======== Source records

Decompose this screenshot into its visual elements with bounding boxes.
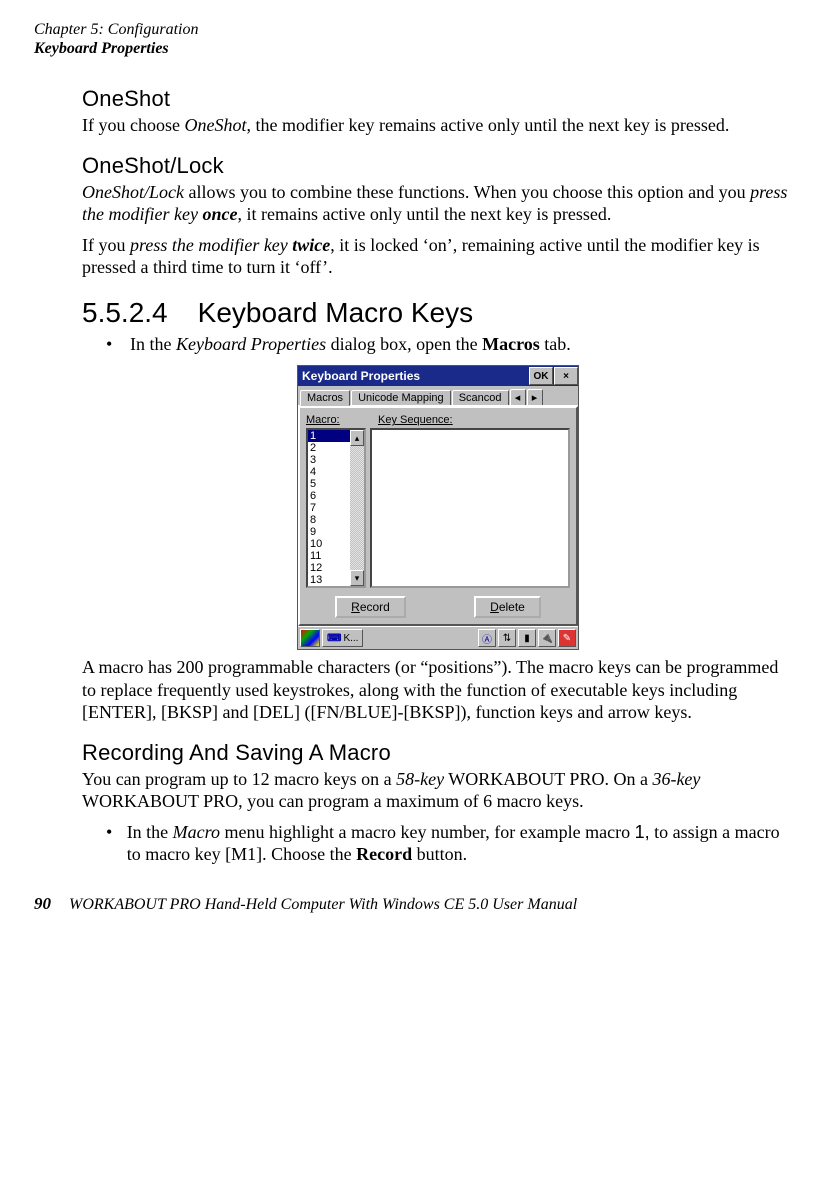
scroll-up-icon[interactable]: ▴ — [350, 430, 364, 446]
label-macro: Macro: — [306, 414, 368, 426]
para-oslock-2: If you press the modifier key twice, it … — [82, 234, 794, 279]
heading-5524: 5.5.2.4 Keyboard Macro Keys — [82, 297, 794, 329]
para-oslock-1: OneShot/Lock allows you to combine these… — [82, 181, 794, 226]
start-icon[interactable] — [300, 629, 320, 647]
tray-keyboard-icon[interactable]: Ⓐ — [478, 629, 496, 647]
tab-macros[interactable]: Macros — [300, 390, 350, 406]
tab-unicode[interactable]: Unicode Mapping — [351, 390, 451, 405]
tab-scroll-left[interactable]: ◂ — [510, 389, 526, 405]
para-macro-desc: A macro has 200 programmable characters … — [82, 656, 794, 724]
para-oneshot: If you choose OneShot, the modifier key … — [82, 114, 794, 137]
key-sequence-textarea[interactable] — [370, 428, 570, 588]
tray-network-icon[interactable]: ⇅ — [498, 629, 516, 647]
tab-scroll-right[interactable]: ▸ — [527, 389, 543, 405]
macro-listbox[interactable]: 1 2 3 4 5 6 7 8 9 10 11 12 13 — [306, 428, 366, 588]
record-button[interactable]: Record — [335, 596, 406, 618]
heading-recording: Recording And Saving A Macro — [82, 740, 794, 766]
scroll-down-icon[interactable]: ▾ — [350, 570, 364, 586]
heading-oneshot-lock: OneShot/Lock — [82, 153, 794, 179]
heading-oneshot: OneShot — [82, 86, 794, 112]
page-footer: 90 WORKABOUT PRO Hand-Held Computer With… — [34, 894, 794, 914]
ok-button[interactable]: OK — [529, 367, 553, 385]
para-rec: You can program up to 12 macro keys on a… — [82, 768, 794, 813]
dialog-title: Keyboard Properties — [302, 369, 420, 383]
tab-scancode[interactable]: Scancod — [452, 390, 509, 405]
taskbar-app[interactable]: ⌨K... — [322, 629, 363, 647]
dialog-panel: Macro: Key Sequence: 1 2 3 4 5 6 7 8 — [298, 406, 578, 626]
taskbar: ⌨K... Ⓐ ⇅ ▮ 🔌 ✎ — [298, 626, 578, 649]
footer-title: WORKABOUT PRO Hand-Held Computer With Wi… — [69, 896, 577, 914]
label-key-sequence: Key Sequence: — [378, 414, 453, 426]
bullet-record-macro: • In the Macro menu highlight a macro ke… — [106, 821, 794, 866]
tray-pen-icon[interactable]: ✎ — [558, 629, 576, 647]
heading-number: 5.5.2.4 — [82, 297, 168, 329]
bullet-dot: • — [106, 333, 116, 356]
delete-button[interactable]: Delete — [474, 596, 541, 618]
heading-title: Keyboard Macro Keys — [198, 297, 473, 329]
tab-row: Macros Unicode Mapping Scancod ◂ ▸ — [298, 386, 578, 406]
tray-battery-icon[interactable]: ▮ — [518, 629, 536, 647]
listbox-scrollbar[interactable]: ▴ ▾ — [350, 430, 364, 586]
chapter-label: Chapter 5: Configuration — [34, 20, 794, 39]
dialog-titlebar: Keyboard Properties OK × — [298, 366, 578, 386]
tray-plug-icon[interactable]: 🔌 — [538, 629, 556, 647]
section-label: Keyboard Properties — [34, 39, 794, 58]
bullet-dot: • — [106, 821, 113, 866]
bullet-open-macros: • In the Keyboard Properties dialog box,… — [106, 333, 794, 356]
running-header: Chapter 5: Configuration Keyboard Proper… — [34, 20, 794, 58]
page-number: 90 — [34, 894, 51, 914]
keyboard-properties-dialog: Keyboard Properties OK × Macros Unicode … — [297, 365, 579, 650]
close-button[interactable]: × — [554, 367, 578, 385]
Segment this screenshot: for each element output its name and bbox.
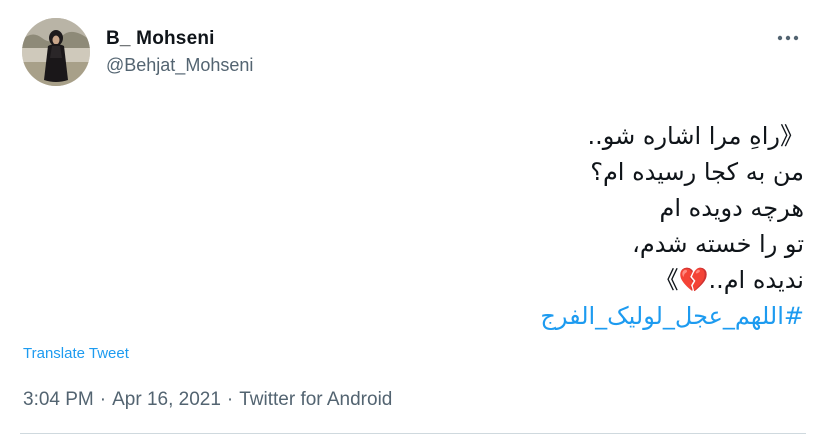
display-name[interactable]: B_ Mohseni (106, 28, 215, 50)
meta-separator: · (226, 389, 234, 410)
hashtag-link[interactable]: #اللهم_عجل_لولیک_الفرج (244, 298, 804, 334)
translate-tweet-link[interactable]: Translate Tweet (23, 345, 129, 362)
profile-photo-image (22, 18, 90, 86)
user-handle[interactable]: @Behjat_Mohseni (106, 55, 253, 76)
tweet-card: B_ Mohseni @Behjat_Mohseni 《راهِ مرا اشا… (0, 0, 826, 438)
tweet-line: ندیده ام..💔》 (654, 266, 804, 294)
more-options-icon (777, 35, 799, 41)
tweet-line: هرچه دویده ام (659, 194, 804, 222)
tweet-source[interactable]: Twitter for Android (239, 389, 392, 411)
divider (20, 433, 806, 434)
tweet-line: من به کجا رسیده ام؟ (590, 158, 804, 186)
avatar[interactable] (22, 18, 90, 86)
tweet-date[interactable]: Apr 16, 2021 (112, 389, 221, 411)
tweet-time[interactable]: 3:04 PM (23, 389, 94, 411)
tweet-metadata: 3:04 PM · Apr 16, 2021 · Twitter for And… (23, 389, 392, 411)
meta-separator: · (99, 389, 107, 410)
tweet-line: تو را خسته شدم، (632, 230, 804, 258)
more-options-button[interactable] (774, 28, 802, 48)
tweet-text: 《راهِ مرا اشاره شو.. من به کجا رسیده ام؟… (244, 118, 804, 334)
tweet-line: 《راهِ مرا اشاره شو.. (587, 122, 804, 150)
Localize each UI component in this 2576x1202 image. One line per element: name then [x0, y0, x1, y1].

================

**Task objective:** Reproduce all of the records with "interactable" replaced by "clickable" wherever it occurs, keeping everything else unchanged, and omit the pictures.

**Completed exercise:**
Decompose this screenshot into its visual elements with bounding boxes.
scroll-up-icon[clickable]: ▴ — [350, 430, 364, 446]
label-macro: Macro: — [306, 414, 368, 426]
para-oslock-2: If you press the modifier key twice, it … — [82, 234, 794, 279]
heading-5524: 5.5.2.4 Keyboard Macro Keys — [82, 297, 794, 329]
para-oslock-1: OneShot/Lock allows you to combine these… — [82, 181, 794, 226]
start-icon[clickable] — [300, 629, 320, 647]
tray-keyboard-icon[clickable]: Ⓐ — [478, 629, 496, 647]
tab-macros[clickable]: Macros — [300, 390, 350, 406]
tab-unicode[clickable]: Unicode Mapping — [351, 390, 451, 405]
tab-scroll-left[clickable]: ◂ — [510, 389, 526, 405]
para-macro-desc: A macro has 200 programmable characters … — [82, 656, 794, 724]
para-oneshot: If you choose OneShot, the modifier key … — [82, 114, 794, 137]
key-sequence-textarea[clickable] — [370, 428, 570, 588]
tray-network-icon[clickable]: ⇅ — [498, 629, 516, 647]
tab-scroll-right[clickable]: ▸ — [527, 389, 543, 405]
macro-listbox[clickable]: 1 2 3 4 5 6 7 8 9 10 11 12 13 — [306, 428, 366, 588]
record-button[clickable]: Record — [335, 596, 406, 618]
heading-recording: Recording And Saving A Macro — [82, 740, 794, 766]
scroll-down-icon[clickable]: ▾ — [350, 570, 364, 586]
heading-oneshot-lock: OneShot/Lock — [82, 153, 794, 179]
heading-oneshot: OneShot — [82, 86, 794, 112]
page-footer: 90 WORKABOUT PRO Hand-Held Computer With… — [34, 894, 794, 914]
ok-button[clickable]: OK — [529, 367, 553, 385]
para-rec: You can program up to 12 macro keys on a… — [82, 768, 794, 813]
dialog-title: Keyboard Properties — [302, 369, 420, 383]
tab-scancode[clickable]: Scancod — [452, 390, 509, 405]
taskbar-app[clickable]: ⌨K... — [322, 629, 363, 647]
dialog-panel: Macro: Key Sequence: 1 2 3 4 5 6 7 8 — [298, 406, 578, 626]
taskbar: ⌨K... Ⓐ ⇅ ▮ 🔌 ✎ — [298, 626, 578, 649]
footer-title: WORKABOUT PRO Hand-Held Computer With Wi… — [69, 896, 577, 914]
label-key-sequence: Key Sequence: — [378, 414, 453, 426]
bullet-record-macro: • In the Macro menu highlight a macro ke… — [106, 821, 794, 866]
tray-pen-icon[clickable]: ✎ — [558, 629, 576, 647]
heading-number: 5.5.2.4 — [82, 297, 168, 329]
bullet-dot: • — [106, 333, 116, 356]
delete-button[clickable]: Delete — [474, 596, 541, 618]
heading-title: Keyboard Macro Keys — [198, 297, 473, 329]
tab-row: Macros Unicode Mapping Scancod ◂ ▸ — [298, 386, 578, 406]
tray-battery-icon[clickable]: ▮ — [518, 629, 536, 647]
listbox-scrollbar[clickable]: ▴ ▾ — [350, 430, 364, 586]
chapter-label: Chapter 5: Configuration — [34, 20, 794, 39]
dialog-titlebar: Keyboard Properties OK × — [298, 366, 578, 386]
tray-plug-icon[clickable]: 🔌 — [538, 629, 556, 647]
section-label: Keyboard Properties — [34, 39, 794, 58]
bullet-dot: • — [106, 821, 113, 866]
bullet-open-macros: • In the Keyboard Properties dialog box,… — [106, 333, 794, 356]
running-header: Chapter 5: Configuration Keyboard Proper… — [34, 20, 794, 58]
page-number: 90 — [34, 894, 51, 914]
keyboard-properties-dialog: Keyboard Properties OK × Macros Unicode … — [297, 365, 579, 650]
close-button[clickable]: × — [554, 367, 578, 385]
Segment this screenshot: for each element output its name and bbox.
display-name[clickable]: B_ Mohseni (106, 28, 215, 50)
meta-separator: · (226, 389, 234, 410)
hashtag-link[clickable]: #اللهم_عجل_لولیک_الفرج (244, 298, 804, 334)
translate-tweet-link[clickable]: Translate Tweet (23, 345, 129, 362)
profile-photo-image (22, 18, 90, 86)
user-handle[clickable]: @Behjat_Mohseni (106, 55, 253, 76)
tweet-card: B_ Mohseni @Behjat_Mohseni 《راهِ مرا اشا… (0, 0, 826, 438)
tweet-line: ندیده ام..💔》 (654, 266, 804, 294)
more-options-icon (777, 35, 799, 41)
tweet-line: هرچه دویده ام (659, 194, 804, 222)
tweet-source[clickable]: Twitter for Android (239, 389, 392, 411)
divider (20, 433, 806, 434)
tweet-line: من به کجا رسیده ام؟ (590, 158, 804, 186)
avatar[clickable] (22, 18, 90, 86)
tweet-date[clickable]: Apr 16, 2021 (112, 389, 221, 411)
tweet-time[clickable]: 3:04 PM (23, 389, 94, 411)
tweet-metadata: 3:04 PM · Apr 16, 2021 · Twitter for And… (23, 389, 392, 411)
meta-separator: · (99, 389, 107, 410)
tweet-line: تو را خسته شدم، (632, 230, 804, 258)
more-options-button[clickable] (774, 28, 802, 48)
tweet-text: 《راهِ مرا اشاره شو.. من به کجا رسیده ام؟… (244, 118, 804, 334)
tweet-line: 《راهِ مرا اشاره شو.. (587, 122, 804, 150)
Localize each UI component in this 2576x1202 image. One line per element: name then [x0, y0, x1, y1].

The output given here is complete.